> Task brief: Gather, from the data below, each line in which the word "name" occurs.

> The data:

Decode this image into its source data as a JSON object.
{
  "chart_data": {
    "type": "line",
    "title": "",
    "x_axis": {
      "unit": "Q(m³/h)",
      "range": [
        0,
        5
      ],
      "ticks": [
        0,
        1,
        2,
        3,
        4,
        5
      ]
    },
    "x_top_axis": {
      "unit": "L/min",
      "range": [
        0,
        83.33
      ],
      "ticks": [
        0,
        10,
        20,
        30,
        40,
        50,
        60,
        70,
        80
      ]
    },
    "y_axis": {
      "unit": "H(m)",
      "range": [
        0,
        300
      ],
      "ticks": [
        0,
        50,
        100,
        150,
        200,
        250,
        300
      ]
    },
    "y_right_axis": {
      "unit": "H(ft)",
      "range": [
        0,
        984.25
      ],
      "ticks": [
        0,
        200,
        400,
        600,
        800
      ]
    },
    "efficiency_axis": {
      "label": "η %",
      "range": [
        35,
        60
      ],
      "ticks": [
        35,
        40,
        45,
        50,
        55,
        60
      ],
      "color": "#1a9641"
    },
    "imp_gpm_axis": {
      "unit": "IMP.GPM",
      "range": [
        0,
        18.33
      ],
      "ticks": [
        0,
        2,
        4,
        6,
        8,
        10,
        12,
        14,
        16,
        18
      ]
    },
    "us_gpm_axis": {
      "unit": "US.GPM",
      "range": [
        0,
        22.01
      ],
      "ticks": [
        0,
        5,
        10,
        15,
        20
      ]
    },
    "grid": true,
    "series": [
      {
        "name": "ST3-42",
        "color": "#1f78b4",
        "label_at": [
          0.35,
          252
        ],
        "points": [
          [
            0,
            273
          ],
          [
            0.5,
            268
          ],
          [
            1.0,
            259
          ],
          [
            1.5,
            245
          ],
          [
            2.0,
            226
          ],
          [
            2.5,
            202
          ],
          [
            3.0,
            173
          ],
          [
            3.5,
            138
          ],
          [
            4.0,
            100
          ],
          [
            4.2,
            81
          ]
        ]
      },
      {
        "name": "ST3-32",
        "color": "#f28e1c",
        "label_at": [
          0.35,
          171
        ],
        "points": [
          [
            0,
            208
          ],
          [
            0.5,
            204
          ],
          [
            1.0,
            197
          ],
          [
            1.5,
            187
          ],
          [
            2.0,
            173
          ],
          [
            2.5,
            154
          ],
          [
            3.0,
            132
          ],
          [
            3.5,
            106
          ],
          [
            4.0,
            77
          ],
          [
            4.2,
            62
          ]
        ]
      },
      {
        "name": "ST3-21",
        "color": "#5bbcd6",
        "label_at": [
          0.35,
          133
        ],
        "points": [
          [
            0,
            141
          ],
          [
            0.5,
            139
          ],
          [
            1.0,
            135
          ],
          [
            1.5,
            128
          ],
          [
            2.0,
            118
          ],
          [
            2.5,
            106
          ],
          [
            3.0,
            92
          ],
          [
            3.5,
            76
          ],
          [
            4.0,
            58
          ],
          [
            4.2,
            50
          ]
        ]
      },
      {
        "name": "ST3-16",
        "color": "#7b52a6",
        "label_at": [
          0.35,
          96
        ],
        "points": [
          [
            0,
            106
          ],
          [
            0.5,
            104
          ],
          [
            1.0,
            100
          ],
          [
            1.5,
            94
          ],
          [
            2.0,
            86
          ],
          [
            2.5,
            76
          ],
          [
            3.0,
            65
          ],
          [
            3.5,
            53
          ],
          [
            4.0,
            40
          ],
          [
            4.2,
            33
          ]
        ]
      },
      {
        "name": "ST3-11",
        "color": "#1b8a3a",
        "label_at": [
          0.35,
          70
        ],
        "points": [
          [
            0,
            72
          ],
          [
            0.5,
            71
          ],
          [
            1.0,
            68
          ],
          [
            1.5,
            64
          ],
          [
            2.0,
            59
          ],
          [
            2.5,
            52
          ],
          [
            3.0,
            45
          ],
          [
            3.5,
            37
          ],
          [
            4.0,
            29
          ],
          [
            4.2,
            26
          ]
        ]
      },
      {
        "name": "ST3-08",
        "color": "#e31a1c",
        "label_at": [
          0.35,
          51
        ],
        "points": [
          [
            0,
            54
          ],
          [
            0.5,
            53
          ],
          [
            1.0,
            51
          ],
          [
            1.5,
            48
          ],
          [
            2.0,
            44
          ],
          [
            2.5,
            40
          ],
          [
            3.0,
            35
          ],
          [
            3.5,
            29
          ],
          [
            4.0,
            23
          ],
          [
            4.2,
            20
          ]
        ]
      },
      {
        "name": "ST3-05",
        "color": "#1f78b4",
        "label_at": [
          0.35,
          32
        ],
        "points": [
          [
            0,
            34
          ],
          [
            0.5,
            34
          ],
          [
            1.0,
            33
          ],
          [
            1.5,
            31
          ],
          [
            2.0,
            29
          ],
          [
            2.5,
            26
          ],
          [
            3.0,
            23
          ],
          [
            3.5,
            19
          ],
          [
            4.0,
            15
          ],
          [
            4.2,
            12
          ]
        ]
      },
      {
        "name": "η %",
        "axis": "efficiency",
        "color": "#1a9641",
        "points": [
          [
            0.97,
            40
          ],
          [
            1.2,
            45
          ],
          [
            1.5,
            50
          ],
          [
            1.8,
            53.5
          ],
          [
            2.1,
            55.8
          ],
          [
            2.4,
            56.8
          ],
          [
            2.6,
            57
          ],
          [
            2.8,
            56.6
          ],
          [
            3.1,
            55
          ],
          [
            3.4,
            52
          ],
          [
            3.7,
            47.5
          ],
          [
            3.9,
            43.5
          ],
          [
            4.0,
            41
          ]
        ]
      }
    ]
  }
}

> Output below:
        "name": "ST3-42",
        "name": "ST3-32",
        "name": "ST3-21",
        "name": "ST3-16",
        "name": "ST3-11",
        "name": "ST3-08",
        "name": "ST3-05",
        "name": "η %",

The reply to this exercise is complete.